--- begin Items ---
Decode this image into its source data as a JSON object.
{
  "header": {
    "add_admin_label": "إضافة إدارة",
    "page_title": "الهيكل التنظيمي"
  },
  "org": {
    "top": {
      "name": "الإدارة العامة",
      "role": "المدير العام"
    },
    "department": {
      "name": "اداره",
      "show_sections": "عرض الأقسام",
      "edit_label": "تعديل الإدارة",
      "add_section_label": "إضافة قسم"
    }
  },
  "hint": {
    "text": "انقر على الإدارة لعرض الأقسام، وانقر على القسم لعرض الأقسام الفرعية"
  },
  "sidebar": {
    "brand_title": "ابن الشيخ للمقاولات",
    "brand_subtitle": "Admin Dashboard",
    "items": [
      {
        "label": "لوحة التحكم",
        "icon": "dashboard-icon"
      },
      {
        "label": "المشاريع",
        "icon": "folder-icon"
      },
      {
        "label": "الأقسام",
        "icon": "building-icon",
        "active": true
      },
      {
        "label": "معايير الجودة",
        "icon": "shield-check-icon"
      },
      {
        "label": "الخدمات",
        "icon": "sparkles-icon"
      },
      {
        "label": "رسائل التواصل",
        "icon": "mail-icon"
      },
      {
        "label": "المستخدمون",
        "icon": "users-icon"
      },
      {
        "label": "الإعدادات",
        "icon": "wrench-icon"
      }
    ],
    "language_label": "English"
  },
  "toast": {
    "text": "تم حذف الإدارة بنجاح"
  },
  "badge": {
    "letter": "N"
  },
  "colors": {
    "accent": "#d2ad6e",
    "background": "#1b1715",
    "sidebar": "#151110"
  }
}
--- end Items ---
| Stated task |
Find every line holding the word "icon"; give their count and nothing else.

| Full answer |
8